Your task is to copy each line that has the word "title".

• **Some records**:
* Start *
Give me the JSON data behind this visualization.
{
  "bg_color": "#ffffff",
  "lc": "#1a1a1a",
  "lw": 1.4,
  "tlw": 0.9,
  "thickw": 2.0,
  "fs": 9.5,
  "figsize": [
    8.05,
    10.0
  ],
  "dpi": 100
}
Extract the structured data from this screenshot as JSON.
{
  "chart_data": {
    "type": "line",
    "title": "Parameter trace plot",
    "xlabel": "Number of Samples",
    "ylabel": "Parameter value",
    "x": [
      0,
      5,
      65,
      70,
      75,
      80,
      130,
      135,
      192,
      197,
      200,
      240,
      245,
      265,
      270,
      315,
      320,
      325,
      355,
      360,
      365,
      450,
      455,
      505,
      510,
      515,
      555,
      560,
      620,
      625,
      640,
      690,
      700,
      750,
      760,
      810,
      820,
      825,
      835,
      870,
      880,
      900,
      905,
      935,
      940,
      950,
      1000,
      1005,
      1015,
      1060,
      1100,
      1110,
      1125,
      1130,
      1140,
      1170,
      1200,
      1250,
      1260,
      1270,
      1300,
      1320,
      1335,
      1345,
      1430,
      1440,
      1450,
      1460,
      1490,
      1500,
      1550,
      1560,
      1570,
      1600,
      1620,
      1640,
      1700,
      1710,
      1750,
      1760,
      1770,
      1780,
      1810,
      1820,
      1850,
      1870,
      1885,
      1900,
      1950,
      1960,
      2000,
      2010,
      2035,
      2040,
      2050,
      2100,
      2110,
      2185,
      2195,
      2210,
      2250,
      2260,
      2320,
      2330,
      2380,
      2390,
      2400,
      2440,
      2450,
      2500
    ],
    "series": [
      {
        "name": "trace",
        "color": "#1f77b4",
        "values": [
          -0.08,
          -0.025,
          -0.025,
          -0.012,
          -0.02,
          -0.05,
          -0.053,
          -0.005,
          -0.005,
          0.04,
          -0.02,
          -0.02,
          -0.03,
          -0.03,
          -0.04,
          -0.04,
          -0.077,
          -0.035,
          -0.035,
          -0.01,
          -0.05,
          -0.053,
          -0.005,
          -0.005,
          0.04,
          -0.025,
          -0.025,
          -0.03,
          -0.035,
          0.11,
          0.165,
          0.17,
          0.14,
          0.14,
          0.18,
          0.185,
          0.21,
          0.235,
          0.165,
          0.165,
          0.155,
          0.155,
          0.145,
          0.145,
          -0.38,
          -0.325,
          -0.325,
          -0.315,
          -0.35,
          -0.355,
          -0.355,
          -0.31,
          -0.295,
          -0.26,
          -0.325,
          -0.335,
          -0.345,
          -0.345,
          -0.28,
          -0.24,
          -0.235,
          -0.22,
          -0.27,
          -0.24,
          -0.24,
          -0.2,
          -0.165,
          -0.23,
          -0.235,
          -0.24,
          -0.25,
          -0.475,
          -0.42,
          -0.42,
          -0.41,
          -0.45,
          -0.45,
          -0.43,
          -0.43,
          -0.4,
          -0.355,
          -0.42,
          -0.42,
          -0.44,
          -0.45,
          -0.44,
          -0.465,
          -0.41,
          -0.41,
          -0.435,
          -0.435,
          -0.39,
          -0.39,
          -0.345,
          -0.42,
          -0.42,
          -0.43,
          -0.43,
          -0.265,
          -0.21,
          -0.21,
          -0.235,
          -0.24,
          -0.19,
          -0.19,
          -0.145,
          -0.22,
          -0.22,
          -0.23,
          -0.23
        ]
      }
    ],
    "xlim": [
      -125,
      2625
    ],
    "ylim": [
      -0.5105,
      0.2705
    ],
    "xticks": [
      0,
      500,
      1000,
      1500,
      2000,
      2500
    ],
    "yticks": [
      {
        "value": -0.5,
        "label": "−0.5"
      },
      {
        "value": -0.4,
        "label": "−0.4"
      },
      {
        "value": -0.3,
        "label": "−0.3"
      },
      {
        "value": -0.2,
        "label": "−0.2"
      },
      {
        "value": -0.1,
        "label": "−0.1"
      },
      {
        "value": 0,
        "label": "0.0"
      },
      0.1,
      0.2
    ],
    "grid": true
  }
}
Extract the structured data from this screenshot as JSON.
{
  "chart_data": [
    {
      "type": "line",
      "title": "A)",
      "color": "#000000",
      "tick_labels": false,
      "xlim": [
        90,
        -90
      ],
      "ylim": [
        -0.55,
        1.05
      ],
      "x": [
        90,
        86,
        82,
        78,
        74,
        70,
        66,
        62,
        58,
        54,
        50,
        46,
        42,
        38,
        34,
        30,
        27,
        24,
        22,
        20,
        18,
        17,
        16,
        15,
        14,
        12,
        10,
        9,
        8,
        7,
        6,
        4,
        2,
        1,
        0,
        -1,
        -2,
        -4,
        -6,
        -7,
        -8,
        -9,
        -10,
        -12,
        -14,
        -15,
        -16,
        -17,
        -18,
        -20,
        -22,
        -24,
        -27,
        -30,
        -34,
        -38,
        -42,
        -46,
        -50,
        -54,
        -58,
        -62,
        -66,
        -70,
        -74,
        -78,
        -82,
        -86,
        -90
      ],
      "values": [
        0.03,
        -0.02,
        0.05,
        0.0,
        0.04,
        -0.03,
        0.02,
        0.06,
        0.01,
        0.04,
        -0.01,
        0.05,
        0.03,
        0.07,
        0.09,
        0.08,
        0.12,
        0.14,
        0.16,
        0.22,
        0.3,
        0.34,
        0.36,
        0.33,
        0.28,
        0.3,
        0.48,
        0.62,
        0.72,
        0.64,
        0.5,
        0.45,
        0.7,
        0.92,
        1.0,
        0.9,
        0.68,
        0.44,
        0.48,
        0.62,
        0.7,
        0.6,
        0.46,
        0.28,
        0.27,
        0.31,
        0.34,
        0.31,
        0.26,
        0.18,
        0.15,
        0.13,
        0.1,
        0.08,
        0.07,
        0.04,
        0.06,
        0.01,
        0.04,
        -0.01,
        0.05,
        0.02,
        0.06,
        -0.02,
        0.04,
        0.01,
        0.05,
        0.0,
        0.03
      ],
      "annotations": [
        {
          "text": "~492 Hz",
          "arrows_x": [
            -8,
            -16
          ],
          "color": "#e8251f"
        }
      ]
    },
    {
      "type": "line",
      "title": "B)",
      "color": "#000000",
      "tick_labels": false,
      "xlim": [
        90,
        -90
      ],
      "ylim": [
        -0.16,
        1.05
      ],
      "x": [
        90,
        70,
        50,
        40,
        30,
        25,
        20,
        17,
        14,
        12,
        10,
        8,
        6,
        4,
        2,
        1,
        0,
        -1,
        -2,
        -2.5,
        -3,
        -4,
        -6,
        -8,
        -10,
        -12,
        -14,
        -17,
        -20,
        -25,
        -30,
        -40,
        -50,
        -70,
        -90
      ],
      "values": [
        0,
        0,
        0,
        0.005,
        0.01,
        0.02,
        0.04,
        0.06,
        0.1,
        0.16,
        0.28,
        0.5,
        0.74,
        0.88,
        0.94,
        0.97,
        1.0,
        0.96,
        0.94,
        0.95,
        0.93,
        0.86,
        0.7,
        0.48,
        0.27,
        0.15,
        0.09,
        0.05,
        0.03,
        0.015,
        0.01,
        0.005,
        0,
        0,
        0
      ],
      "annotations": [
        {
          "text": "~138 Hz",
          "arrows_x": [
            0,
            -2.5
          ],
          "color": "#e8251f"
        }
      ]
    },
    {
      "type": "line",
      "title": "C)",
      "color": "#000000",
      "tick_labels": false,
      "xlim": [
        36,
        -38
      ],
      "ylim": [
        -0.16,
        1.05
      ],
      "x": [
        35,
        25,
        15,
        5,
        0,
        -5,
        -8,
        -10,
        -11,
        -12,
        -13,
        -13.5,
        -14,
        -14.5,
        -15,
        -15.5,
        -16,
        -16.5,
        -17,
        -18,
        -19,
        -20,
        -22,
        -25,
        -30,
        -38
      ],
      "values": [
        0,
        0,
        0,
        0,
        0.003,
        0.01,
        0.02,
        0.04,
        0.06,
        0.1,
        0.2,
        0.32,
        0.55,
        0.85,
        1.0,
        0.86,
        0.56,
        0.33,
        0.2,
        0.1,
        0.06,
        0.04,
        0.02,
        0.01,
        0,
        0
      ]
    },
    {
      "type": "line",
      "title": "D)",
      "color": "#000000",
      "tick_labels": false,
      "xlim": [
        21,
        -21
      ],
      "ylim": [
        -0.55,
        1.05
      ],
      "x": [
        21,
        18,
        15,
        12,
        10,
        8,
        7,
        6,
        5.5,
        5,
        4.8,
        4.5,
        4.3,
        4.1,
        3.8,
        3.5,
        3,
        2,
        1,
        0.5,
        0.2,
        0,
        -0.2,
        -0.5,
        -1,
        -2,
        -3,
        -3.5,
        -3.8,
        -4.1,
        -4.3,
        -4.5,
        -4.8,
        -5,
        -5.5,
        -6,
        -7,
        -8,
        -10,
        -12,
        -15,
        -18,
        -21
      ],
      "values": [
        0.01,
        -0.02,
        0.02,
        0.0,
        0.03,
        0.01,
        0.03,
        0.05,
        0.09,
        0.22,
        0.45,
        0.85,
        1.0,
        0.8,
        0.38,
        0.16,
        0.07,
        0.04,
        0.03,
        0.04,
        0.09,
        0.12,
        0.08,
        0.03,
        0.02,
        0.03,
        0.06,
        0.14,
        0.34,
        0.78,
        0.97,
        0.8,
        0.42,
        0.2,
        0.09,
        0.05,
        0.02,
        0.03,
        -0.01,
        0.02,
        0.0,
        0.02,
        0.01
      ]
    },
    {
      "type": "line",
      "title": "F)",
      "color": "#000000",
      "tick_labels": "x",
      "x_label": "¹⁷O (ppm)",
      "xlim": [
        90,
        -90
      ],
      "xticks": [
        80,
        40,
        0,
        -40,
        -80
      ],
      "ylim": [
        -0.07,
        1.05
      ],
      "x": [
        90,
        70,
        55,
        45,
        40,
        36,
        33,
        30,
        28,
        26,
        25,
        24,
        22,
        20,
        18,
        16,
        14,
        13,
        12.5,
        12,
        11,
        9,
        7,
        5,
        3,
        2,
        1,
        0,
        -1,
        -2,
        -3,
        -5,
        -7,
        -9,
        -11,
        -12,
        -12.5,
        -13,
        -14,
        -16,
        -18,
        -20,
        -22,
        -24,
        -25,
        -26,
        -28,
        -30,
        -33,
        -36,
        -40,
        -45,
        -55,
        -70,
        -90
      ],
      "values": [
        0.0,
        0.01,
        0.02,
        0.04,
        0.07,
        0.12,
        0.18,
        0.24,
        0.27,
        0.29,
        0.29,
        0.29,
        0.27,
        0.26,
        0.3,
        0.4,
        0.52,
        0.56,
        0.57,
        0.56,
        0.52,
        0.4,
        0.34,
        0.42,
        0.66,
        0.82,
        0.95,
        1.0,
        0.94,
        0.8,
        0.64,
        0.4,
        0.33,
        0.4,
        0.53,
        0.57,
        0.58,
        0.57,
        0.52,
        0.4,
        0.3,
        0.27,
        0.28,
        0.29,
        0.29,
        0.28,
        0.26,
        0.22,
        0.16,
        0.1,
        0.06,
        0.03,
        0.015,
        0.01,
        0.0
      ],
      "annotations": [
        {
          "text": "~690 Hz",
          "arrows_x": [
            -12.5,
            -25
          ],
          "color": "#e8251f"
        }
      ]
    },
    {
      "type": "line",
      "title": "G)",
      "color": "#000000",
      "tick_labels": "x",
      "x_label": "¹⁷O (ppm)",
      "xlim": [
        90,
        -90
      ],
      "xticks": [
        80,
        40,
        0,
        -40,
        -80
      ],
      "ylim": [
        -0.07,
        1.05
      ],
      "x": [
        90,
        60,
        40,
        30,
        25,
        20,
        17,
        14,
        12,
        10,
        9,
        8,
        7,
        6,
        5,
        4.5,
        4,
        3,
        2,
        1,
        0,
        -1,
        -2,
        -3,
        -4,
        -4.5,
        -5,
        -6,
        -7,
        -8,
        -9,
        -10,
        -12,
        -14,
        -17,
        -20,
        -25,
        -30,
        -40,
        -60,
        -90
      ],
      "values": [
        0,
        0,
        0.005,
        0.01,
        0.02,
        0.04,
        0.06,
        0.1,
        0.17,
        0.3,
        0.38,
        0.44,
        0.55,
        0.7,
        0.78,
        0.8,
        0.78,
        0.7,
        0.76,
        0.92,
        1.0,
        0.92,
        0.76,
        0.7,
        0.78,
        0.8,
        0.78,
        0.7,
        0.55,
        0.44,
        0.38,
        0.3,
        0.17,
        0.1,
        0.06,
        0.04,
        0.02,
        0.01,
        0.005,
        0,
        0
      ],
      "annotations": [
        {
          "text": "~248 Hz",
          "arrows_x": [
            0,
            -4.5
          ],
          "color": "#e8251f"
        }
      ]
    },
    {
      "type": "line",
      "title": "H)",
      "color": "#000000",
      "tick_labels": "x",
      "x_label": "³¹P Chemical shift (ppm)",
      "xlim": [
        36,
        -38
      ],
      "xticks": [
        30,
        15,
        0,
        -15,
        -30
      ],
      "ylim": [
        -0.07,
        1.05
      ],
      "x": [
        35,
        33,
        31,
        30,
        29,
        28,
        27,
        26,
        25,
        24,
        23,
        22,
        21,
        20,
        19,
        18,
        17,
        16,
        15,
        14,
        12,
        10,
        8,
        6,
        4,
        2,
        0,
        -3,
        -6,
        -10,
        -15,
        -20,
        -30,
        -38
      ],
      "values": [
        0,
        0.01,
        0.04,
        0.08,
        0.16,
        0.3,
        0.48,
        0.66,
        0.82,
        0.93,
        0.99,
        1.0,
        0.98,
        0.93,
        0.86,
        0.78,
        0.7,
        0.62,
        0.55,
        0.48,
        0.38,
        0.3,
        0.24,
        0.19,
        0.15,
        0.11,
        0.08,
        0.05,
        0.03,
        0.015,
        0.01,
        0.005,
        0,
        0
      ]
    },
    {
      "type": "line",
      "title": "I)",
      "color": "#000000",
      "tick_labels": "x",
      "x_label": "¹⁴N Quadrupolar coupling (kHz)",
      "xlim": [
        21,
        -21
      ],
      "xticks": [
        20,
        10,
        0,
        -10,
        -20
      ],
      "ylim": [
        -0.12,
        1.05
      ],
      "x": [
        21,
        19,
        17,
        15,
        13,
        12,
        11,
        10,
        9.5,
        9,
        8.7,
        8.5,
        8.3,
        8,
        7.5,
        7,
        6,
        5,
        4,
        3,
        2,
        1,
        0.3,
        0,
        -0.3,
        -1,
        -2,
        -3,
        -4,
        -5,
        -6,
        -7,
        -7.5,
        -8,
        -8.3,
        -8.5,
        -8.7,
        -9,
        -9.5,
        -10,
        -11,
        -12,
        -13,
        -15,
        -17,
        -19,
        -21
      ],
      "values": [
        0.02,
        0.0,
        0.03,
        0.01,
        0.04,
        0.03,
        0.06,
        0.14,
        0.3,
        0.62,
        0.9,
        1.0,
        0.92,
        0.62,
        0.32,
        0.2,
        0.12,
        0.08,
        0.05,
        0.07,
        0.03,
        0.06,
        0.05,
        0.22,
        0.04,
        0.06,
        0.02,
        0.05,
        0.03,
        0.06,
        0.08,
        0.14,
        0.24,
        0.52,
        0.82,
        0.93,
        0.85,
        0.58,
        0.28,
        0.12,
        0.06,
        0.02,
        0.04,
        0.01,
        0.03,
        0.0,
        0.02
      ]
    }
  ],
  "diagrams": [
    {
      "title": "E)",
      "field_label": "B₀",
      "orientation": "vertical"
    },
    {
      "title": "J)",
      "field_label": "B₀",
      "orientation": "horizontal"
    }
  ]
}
* End *
• **FULL SOLUTION**:
    "title": "Parameter trace plot",
      "title": "A)",
      "title": "B)",
      "title": "C)",
      "title": "D)",
      "title": "F)",
      "title": "G)",
      "title": "H)",
      "title": "I)",
      "title": "E)",
      "title": "J)",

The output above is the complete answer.